* [ФРАГМЕНТ ТЕКСТА]
● ● ● ● ●
Именно противостояние либералов и консерваторов определило содержание жестокой политической борьбы в Латинской Америке на весь XIX век (а в Колумбии – до середины XX века: последняя гражданская война между либералами и консерваторами продолжалась с 1948 по 1958 год, унесла около 300 тысяч жизней и закончилась временным, на 12 лет, объединением двух партий в «национальный фронт» с поочередной сменой президентов). Кровавым отраженным светом битва «великих партий» в Мексике, Колумбии, Перу, Чили, Аргентине, Венесуэле светит из магической прозы Маркеса, Борхеса и других латиноамериканских писателей – на поверхности идеологическое, политическое и социальное противоборство, а по сути – первобытно жестокая гражданская война, в которой участники, неграмотные крестьяне, брошенные в бой решениями своих хефе и каудильо, резали друг другу глотки (в буквальном смысле) и не брали пленных. Партии так же, как виги и тори, давали друг другу (и сами себе) клички. В Центральной Америке либералов называли fi ebres (лихорадочные), а консерваторов serviles (раболепные), в Чили – pipiolos (крошки) и pelucones (носители париков), в Уругвае и Парагвае – blancos (белые) и colorados («красные»). В Мексике и либералы, и консерваторы выступали под собственными именами, хотя либералы там делились на puros (истинные) и moderados (умеренные) [8, с. 27]. Стоит заметить, что историческая партия красных (либералов) в Парагвае с 1954 по 1989 год была политической опорой правой диктатуры Альфредо Стресснера, идеологически близкой режиму Франко в Испании (и остается у власти по сей день, через 32 года после «свержения» Стресснера его ближайшим соратником генералом Родригесом). В то же время в Уругвае правые – это «белые», а «красные» – это очень умеренные либерал-консерваторы. «Отвязка» идеологии от имени сопровождала политические трансформации во всем мире. Так, идеологию крайнего экономического либерализма во второй половине XX века взяли на вооружение британские консерваторы. Демократы в США, считавшиеся либералами, были менее либеральны, чем правые республиканцы, в отношении частной собственности, налогов и роли государства в экономике. А для коммунистов в России, продолживших традиции своих революционных предшественников, «либерализм» стал символом слабости и нерешительности («либеральничанье»). Но дальше со словом «либерализм» случилось то, что вывернуло его наизнанку и превратило не просто в этикетку, но этикетку дискредитированную, воспринимаемую многими как аналог знака свастики.
● ● ● ● ●
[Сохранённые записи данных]
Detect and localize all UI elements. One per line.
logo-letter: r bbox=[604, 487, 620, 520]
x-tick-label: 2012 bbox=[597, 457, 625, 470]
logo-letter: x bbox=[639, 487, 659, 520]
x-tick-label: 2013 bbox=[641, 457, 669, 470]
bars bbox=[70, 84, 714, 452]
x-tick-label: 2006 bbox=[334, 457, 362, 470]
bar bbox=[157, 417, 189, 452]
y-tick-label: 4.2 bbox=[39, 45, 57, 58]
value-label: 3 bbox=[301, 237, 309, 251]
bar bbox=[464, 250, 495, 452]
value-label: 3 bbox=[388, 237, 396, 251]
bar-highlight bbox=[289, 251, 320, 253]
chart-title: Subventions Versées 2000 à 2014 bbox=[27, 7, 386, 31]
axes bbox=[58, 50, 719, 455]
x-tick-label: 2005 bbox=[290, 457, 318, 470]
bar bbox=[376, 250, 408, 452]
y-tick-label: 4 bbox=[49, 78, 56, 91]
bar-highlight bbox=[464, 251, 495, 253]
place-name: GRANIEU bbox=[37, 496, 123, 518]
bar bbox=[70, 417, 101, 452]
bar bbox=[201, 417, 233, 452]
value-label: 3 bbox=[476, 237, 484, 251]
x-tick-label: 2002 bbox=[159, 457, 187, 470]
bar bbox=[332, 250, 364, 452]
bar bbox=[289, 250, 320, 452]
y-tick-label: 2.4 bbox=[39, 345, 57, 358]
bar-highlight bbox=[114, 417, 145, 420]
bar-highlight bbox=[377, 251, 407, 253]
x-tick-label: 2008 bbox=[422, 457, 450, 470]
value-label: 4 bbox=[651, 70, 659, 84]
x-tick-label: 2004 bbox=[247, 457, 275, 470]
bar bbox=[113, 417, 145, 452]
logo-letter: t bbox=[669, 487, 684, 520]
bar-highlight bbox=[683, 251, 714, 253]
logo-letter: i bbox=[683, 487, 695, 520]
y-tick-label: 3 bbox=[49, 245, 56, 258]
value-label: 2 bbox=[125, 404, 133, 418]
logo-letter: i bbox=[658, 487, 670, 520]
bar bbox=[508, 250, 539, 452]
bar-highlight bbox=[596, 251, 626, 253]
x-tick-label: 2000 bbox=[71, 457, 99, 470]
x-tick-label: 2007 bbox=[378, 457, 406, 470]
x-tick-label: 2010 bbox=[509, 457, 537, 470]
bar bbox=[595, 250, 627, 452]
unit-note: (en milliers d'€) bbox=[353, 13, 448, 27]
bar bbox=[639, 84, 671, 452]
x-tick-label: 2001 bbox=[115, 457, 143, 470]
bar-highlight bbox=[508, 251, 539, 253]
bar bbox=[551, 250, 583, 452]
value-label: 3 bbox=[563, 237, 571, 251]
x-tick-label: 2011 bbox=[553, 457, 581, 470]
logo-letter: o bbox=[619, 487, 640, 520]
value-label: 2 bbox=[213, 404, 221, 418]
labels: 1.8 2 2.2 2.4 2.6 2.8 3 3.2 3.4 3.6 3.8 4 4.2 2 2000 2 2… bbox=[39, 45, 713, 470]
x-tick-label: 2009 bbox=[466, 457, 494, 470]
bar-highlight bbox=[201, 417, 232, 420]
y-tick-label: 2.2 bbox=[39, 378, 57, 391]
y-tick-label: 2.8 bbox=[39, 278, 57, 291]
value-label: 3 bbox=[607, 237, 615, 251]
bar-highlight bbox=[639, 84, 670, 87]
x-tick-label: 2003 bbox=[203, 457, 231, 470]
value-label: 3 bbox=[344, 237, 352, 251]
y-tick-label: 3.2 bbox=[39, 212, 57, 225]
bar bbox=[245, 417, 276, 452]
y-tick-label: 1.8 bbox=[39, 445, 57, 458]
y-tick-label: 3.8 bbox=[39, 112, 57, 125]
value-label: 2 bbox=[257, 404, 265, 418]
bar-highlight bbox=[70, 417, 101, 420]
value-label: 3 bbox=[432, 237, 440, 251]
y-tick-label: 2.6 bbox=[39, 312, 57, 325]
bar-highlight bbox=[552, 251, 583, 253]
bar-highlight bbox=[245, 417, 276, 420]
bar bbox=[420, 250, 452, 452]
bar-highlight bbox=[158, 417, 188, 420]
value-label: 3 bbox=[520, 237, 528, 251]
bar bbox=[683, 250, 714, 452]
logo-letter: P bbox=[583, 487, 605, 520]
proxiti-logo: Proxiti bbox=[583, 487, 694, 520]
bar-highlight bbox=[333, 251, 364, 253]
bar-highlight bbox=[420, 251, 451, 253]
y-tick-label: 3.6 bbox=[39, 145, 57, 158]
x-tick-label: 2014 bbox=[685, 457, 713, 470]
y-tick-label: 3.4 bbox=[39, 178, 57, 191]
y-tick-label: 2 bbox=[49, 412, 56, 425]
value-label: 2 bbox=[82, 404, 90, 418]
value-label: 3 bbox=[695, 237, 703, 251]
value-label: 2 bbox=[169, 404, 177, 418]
● ● ● ● ●
* [ЗАДАНИЯ]
1. Как в Чили называли консерваторов, согласно фрагменту о борьбе либералов и консерваторов в Латинской Америке?
2. Воспроизведите записи от самого их начала до строки, содержащей "y-tick-label: 4.2 bbox=[39, 45, 57, 58]", включительно.
Текст и записи взяты из разных источников.

* [ОТВЕТЫ]
1. Pelucones (носители париков).

2.
Detect and localize all UI elements. One per line.
logo-letter: r bbox=[604, 487, 620, 520]
x-tick-label: 2012 bbox=[597, 457, 625, 470]
logo-letter: x bbox=[639, 487, 659, 520]
x-tick-label: 2013 bbox=[641, 457, 669, 470]
bars bbox=[70, 84, 714, 452]
x-tick-label: 2006 bbox=[334, 457, 362, 470]
bar bbox=[157, 417, 189, 452]
y-tick-label: 4.2 bbox=[39, 45, 57, 58]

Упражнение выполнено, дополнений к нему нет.